## begin RECORDS SHOWN
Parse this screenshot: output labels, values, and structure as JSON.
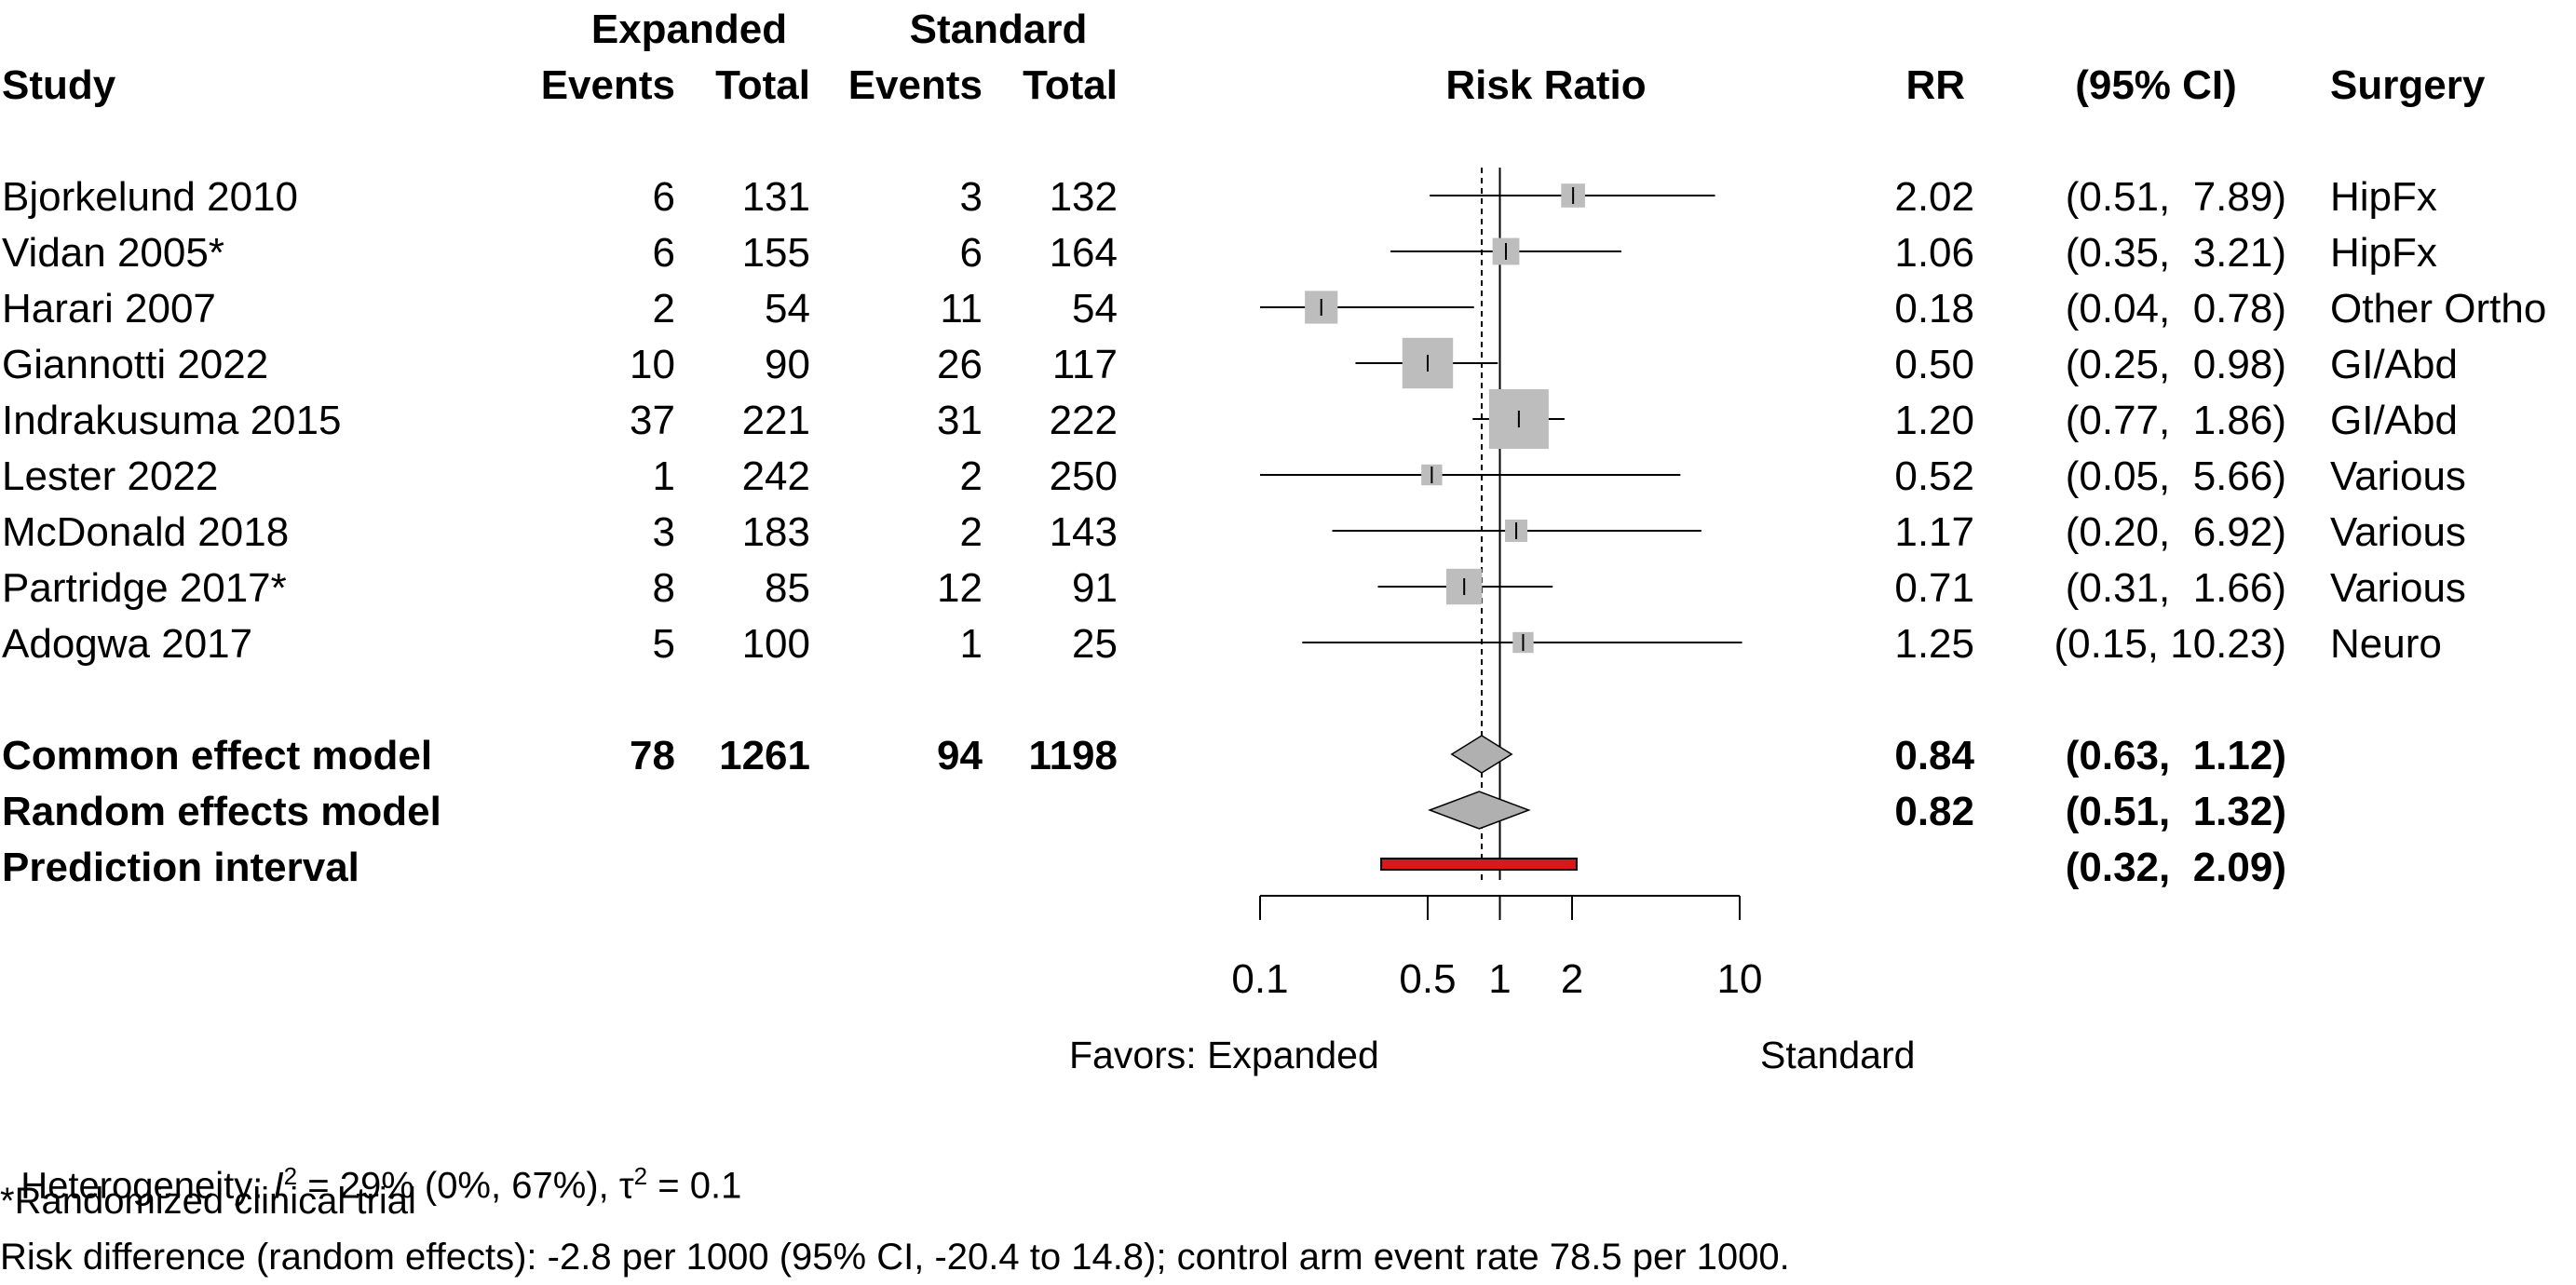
{
  "headers": {
    "study": "Study",
    "group1": "Expanded",
    "group2": "Standard",
    "events": "Events",
    "total": "Total",
    "risk_ratio": "Risk Ratio",
    "rr": "RR",
    "ci": "(95% CI)",
    "surgery": "Surgery"
  },
  "studies": [
    {
      "name": "Bjorkelund 2010",
      "e_events": "6",
      "e_total": "131",
      "s_events": "3",
      "s_total": "132",
      "rr": "2.02",
      "ci": "(0.51,  7.89)",
      "surgery": "HipFx"
    },
    {
      "name": "Vidan 2005*",
      "e_events": "6",
      "e_total": "155",
      "s_events": "6",
      "s_total": "164",
      "rr": "1.06",
      "ci": "(0.35,  3.21)",
      "surgery": "HipFx"
    },
    {
      "name": "Harari 2007",
      "e_events": "2",
      "e_total": "54",
      "s_events": "11",
      "s_total": "54",
      "rr": "0.18",
      "ci": "(0.04,  0.78)",
      "surgery": "Other Ortho"
    },
    {
      "name": "Giannotti 2022",
      "e_events": "10",
      "e_total": "90",
      "s_events": "26",
      "s_total": "117",
      "rr": "0.50",
      "ci": "(0.25,  0.98)",
      "surgery": "GI/Abd"
    },
    {
      "name": "Indrakusuma 2015",
      "e_events": "37",
      "e_total": "221",
      "s_events": "31",
      "s_total": "222",
      "rr": "1.20",
      "ci": "(0.77,  1.86)",
      "surgery": "GI/Abd"
    },
    {
      "name": "Lester 2022",
      "e_events": "1",
      "e_total": "242",
      "s_events": "2",
      "s_total": "250",
      "rr": "0.52",
      "ci": "(0.05,  5.66)",
      "surgery": "Various"
    },
    {
      "name": "McDonald 2018",
      "e_events": "3",
      "e_total": "183",
      "s_events": "2",
      "s_total": "143",
      "rr": "1.17",
      "ci": "(0.20,  6.92)",
      "surgery": "Various"
    },
    {
      "name": "Partridge 2017*",
      "e_events": "8",
      "e_total": "85",
      "s_events": "12",
      "s_total": "91",
      "rr": "0.71",
      "ci": "(0.31,  1.66)",
      "surgery": "Various"
    },
    {
      "name": "Adogwa 2017",
      "e_events": "5",
      "e_total": "100",
      "s_events": "1",
      "s_total": "25",
      "rr": "1.25",
      "ci": "(0.15, 10.23)",
      "surgery": "Neuro"
    }
  ],
  "summaries": [
    {
      "name": "Common effect model",
      "e_events": "78",
      "e_total": "1261",
      "s_events": "94",
      "s_total": "1198",
      "rr": "0.84",
      "ci": "(0.63,  1.12)"
    },
    {
      "name": "Random effects model",
      "e_events": "",
      "e_total": "",
      "s_events": "",
      "s_total": "",
      "rr": "0.82",
      "ci": "(0.51,  1.32)"
    },
    {
      "name": "Prediction interval",
      "e_events": "",
      "e_total": "",
      "s_events": "",
      "s_total": "",
      "rr": "",
      "ci": "(0.32,  2.09)"
    }
  ],
  "axis_ticks": [
    "0.1",
    "0.5",
    "1",
    "2",
    "10"
  ],
  "favors": {
    "left": "Favors: Expanded",
    "right": "Standard"
  },
  "footnotes": {
    "heterogeneity_prefix": "Heterogeneity: ",
    "i2_symbol": "I",
    "i2_sup": "2",
    "i2_value": " = 29% (0%, 67%), ",
    "tau_symbol": "τ",
    "tau_sup": "2",
    "tau_value": " = 0.1",
    "rct_note": "*Randomized clinical trial",
    "risk_diff": "Risk difference (random effects): -2.8 per 1000 (95% CI, -20.4 to 14.8); control arm event rate 78.5 per 1000."
  },
  "colors": {
    "square": "#bdbdbd",
    "diamond": "#b0b0b0",
    "prediction": "#d7191c"
  },
  "chart_data": {
    "type": "forest",
    "scale": "log",
    "xlim": [
      0.1,
      10
    ],
    "xlabel": "Risk Ratio",
    "null_value": 1,
    "pooled_reference": 0.84,
    "studies": [
      {
        "label": "Bjorkelund 2010",
        "rr": 2.02,
        "lo": 0.51,
        "hi": 7.89,
        "weight": 0.6
      },
      {
        "label": "Vidan 2005*",
        "rr": 1.06,
        "lo": 0.35,
        "hi": 3.21,
        "weight": 0.8
      },
      {
        "label": "Harari 2007",
        "rr": 0.18,
        "lo": 0.04,
        "hi": 0.78,
        "weight": 1.2
      },
      {
        "label": "Giannotti 2022",
        "rr": 0.5,
        "lo": 0.25,
        "hi": 0.98,
        "weight": 2.4
      },
      {
        "label": "Indrakusuma 2015",
        "rr": 1.2,
        "lo": 0.77,
        "hi": 1.86,
        "weight": 3.0
      },
      {
        "label": "Lester 2022",
        "rr": 0.52,
        "lo": 0.05,
        "hi": 5.66,
        "weight": 0.4
      },
      {
        "label": "McDonald 2018",
        "rr": 1.17,
        "lo": 0.2,
        "hi": 6.92,
        "weight": 0.5
      },
      {
        "label": "Partridge 2017*",
        "rr": 0.71,
        "lo": 0.31,
        "hi": 1.66,
        "weight": 1.4
      },
      {
        "label": "Adogwa 2017",
        "rr": 1.25,
        "lo": 0.15,
        "hi": 10.23,
        "weight": 0.4
      }
    ],
    "common_effect": {
      "rr": 0.84,
      "lo": 0.63,
      "hi": 1.12
    },
    "random_effects": {
      "rr": 0.82,
      "lo": 0.51,
      "hi": 1.32
    },
    "prediction_interval": {
      "lo": 0.32,
      "hi": 2.09
    }
  }
}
## end RECORDS SHOWN
DIRECTIONS FOR THIS TASK:
Quote in full the listing given above; the images are to be left out.

COMPLETED TASK:
Parse this screenshot: output labels, values, and structure as JSON.
{
  "headers": {
    "study": "Study",
    "group1": "Expanded",
    "group2": "Standard",
    "events": "Events",
    "total": "Total",
    "risk_ratio": "Risk Ratio",
    "rr": "RR",
    "ci": "(95% CI)",
    "surgery": "Surgery"
  },
  "studies": [
    {
      "name": "Bjorkelund 2010",
      "e_events": "6",
      "e_total": "131",
      "s_events": "3",
      "s_total": "132",
      "rr": "2.02",
      "ci": "(0.51,  7.89)",
      "surgery": "HipFx"
    },
    {
      "name": "Vidan 2005*",
      "e_events": "6",
      "e_total": "155",
      "s_events": "6",
      "s_total": "164",
      "rr": "1.06",
      "ci": "(0.35,  3.21)",
      "surgery": "HipFx"
    },
    {
      "name": "Harari 2007",
      "e_events": "2",
      "e_total": "54",
      "s_events": "11",
      "s_total": "54",
      "rr": "0.18",
      "ci": "(0.04,  0.78)",
      "surgery": "Other Ortho"
    },
    {
      "name": "Giannotti 2022",
      "e_events": "10",
      "e_total": "90",
      "s_events": "26",
      "s_total": "117",
      "rr": "0.50",
      "ci": "(0.25,  0.98)",
      "surgery": "GI/Abd"
    },
    {
      "name": "Indrakusuma 2015",
      "e_events": "37",
      "e_total": "221",
      "s_events": "31",
      "s_total": "222",
      "rr": "1.20",
      "ci": "(0.77,  1.86)",
      "surgery": "GI/Abd"
    },
    {
      "name": "Lester 2022",
      "e_events": "1",
      "e_total": "242",
      "s_events": "2",
      "s_total": "250",
      "rr": "0.52",
      "ci": "(0.05,  5.66)",
      "surgery": "Various"
    },
    {
      "name": "McDonald 2018",
      "e_events": "3",
      "e_total": "183",
      "s_events": "2",
      "s_total": "143",
      "rr": "1.17",
      "ci": "(0.20,  6.92)",
      "surgery": "Various"
    },
    {
      "name": "Partridge 2017*",
      "e_events": "8",
      "e_total": "85",
      "s_events": "12",
      "s_total": "91",
      "rr": "0.71",
      "ci": "(0.31,  1.66)",
      "surgery": "Various"
    },
    {
      "name": "Adogwa 2017",
      "e_events": "5",
      "e_total": "100",
      "s_events": "1",
      "s_total": "25",
      "rr": "1.25",
      "ci": "(0.15, 10.23)",
      "surgery": "Neuro"
    }
  ],
  "summaries": [
    {
      "name": "Common effect model",
      "e_events": "78",
      "e_total": "1261",
      "s_events": "94",
      "s_total": "1198",
      "rr": "0.84",
      "ci": "(0.63,  1.12)"
    },
    {
      "name": "Random effects model",
      "e_events": "",
      "e_total": "",
      "s_events": "",
      "s_total": "",
      "rr": "0.82",
      "ci": "(0.51,  1.32)"
    },
    {
      "name": "Prediction interval",
      "e_events": "",
      "e_total": "",
      "s_events": "",
      "s_total": "",
      "rr": "",
      "ci": "(0.32,  2.09)"
    }
  ],
  "axis_ticks": [
    "0.1",
    "0.5",
    "1",
    "2",
    "10"
  ],
  "favors": {
    "left": "Favors: Expanded",
    "right": "Standard"
  },
  "footnotes": {
    "heterogeneity_prefix": "Heterogeneity: ",
    "i2_symbol": "I",
    "i2_sup": "2",
    "i2_value": " = 29% (0%, 67%), ",
    "tau_symbol": "τ",
    "tau_sup": "2",
    "tau_value": " = 0.1",
    "rct_note": "*Randomized clinical trial",
    "risk_diff": "Risk difference (random effects): -2.8 per 1000 (95% CI, -20.4 to 14.8); control arm event rate 78.5 per 1000."
  },
  "colors": {
    "square": "#bdbdbd",
    "diamond": "#b0b0b0",
    "prediction": "#d7191c"
  },
  "chart_data": {
    "type": "forest",
    "scale": "log",
    "xlim": [
      0.1,
      10
    ],
    "xlabel": "Risk Ratio",
    "null_value": 1,
    "pooled_reference": 0.84,
    "studies": [
      {
        "label": "Bjorkelund 2010",
        "rr": 2.02,
        "lo": 0.51,
        "hi": 7.89,
        "weight": 0.6
      },
      {
        "label": "Vidan 2005*",
        "rr": 1.06,
        "lo": 0.35,
        "hi": 3.21,
        "weight": 0.8
      },
      {
        "label": "Harari 2007",
        "rr": 0.18,
        "lo": 0.04,
        "hi": 0.78,
        "weight": 1.2
      },
      {
        "label": "Giannotti 2022",
        "rr": 0.5,
        "lo": 0.25,
        "hi": 0.98,
        "weight": 2.4
      },
      {
        "label": "Indrakusuma 2015",
        "rr": 1.2,
        "lo": 0.77,
        "hi": 1.86,
        "weight": 3.0
      },
      {
        "label": "Lester 2022",
        "rr": 0.52,
        "lo": 0.05,
        "hi": 5.66,
        "weight": 0.4
      },
      {
        "label": "McDonald 2018",
        "rr": 1.17,
        "lo": 0.2,
        "hi": 6.92,
        "weight": 0.5
      },
      {
        "label": "Partridge 2017*",
        "rr": 0.71,
        "lo": 0.31,
        "hi": 1.66,
        "weight": 1.4
      },
      {
        "label": "Adogwa 2017",
        "rr": 1.25,
        "lo": 0.15,
        "hi": 10.23,
        "weight": 0.4
      }
    ],
    "common_effect": {
      "rr": 0.84,
      "lo": 0.63,
      "hi": 1.12
    },
    "random_effects": {
      "rr": 0.82,
      "lo": 0.51,
      "hi": 1.32
    },
    "prediction_interval": {
      "lo": 0.32,
      "hi": 2.09
    }
  }
}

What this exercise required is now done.